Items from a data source
══════

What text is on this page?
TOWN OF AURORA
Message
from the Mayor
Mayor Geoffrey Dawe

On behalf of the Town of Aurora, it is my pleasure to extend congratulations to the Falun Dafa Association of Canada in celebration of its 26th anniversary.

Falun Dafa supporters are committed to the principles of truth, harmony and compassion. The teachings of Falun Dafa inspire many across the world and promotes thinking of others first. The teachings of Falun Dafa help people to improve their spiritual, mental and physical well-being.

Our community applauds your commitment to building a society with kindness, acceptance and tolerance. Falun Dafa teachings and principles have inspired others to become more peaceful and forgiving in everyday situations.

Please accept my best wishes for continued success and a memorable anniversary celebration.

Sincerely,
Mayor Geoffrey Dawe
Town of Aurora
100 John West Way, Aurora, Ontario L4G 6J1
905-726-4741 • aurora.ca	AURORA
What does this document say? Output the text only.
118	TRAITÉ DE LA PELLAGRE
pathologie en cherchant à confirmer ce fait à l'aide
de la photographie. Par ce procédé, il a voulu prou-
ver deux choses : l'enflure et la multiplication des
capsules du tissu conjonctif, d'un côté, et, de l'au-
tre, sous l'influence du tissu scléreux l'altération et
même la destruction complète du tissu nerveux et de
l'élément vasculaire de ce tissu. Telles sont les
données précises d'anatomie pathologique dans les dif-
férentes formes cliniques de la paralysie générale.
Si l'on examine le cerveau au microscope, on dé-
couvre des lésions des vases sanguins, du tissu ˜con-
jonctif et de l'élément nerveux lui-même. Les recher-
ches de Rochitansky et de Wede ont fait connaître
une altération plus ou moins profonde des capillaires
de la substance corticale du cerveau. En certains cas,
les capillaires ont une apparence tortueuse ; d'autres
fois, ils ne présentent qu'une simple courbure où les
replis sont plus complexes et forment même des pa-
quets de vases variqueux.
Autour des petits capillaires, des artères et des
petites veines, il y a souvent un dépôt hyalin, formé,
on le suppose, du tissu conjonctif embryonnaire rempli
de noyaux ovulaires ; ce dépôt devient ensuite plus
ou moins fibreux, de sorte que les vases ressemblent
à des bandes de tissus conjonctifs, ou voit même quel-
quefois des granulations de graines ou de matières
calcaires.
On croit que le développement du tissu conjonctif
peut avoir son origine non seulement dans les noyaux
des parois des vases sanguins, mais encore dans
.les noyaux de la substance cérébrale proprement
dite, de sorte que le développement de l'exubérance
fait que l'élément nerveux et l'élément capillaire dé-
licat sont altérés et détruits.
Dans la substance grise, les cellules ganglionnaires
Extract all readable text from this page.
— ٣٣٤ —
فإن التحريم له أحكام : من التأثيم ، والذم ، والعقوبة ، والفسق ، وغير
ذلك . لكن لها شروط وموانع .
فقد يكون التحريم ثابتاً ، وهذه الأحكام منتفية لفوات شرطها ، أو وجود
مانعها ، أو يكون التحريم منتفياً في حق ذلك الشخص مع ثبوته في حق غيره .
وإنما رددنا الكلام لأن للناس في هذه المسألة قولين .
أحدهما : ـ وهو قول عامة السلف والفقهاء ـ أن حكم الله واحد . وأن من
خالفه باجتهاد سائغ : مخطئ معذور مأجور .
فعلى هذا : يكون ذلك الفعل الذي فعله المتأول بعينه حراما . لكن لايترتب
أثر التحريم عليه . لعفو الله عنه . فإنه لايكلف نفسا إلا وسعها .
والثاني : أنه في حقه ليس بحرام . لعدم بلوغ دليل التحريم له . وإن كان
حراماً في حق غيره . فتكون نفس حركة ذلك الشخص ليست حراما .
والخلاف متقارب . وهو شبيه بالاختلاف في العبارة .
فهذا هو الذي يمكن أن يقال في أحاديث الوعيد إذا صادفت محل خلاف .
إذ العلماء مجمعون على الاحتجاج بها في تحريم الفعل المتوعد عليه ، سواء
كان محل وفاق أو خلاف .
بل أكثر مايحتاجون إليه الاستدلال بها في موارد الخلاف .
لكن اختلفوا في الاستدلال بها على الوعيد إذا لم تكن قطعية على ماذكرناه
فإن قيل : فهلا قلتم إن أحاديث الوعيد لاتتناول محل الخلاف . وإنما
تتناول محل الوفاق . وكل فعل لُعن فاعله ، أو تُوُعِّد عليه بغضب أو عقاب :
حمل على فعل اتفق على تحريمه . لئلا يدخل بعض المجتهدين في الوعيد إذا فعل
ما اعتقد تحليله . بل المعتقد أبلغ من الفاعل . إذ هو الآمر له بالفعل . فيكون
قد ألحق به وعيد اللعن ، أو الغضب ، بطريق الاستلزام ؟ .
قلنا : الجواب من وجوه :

══════

*TASK TO CARRY OUT:* List all lines from the entries that include the word "principles".

*WRITTEN SOLUTION:*
Falun Dafa supporters are committed to the principles of truth, harmony and compassion. The teachings of Falun Dafa inspire many across the world and promotes thinking of others first. The teachings of Falun Dafa help people to improve their spiritual, mental and physical well-being.
Our community applauds your commitment to building a society with kindness, acceptance and tolerance. Falun Dafa teachings and principles have inspired others to become more peaceful and forgiving in everyday situations.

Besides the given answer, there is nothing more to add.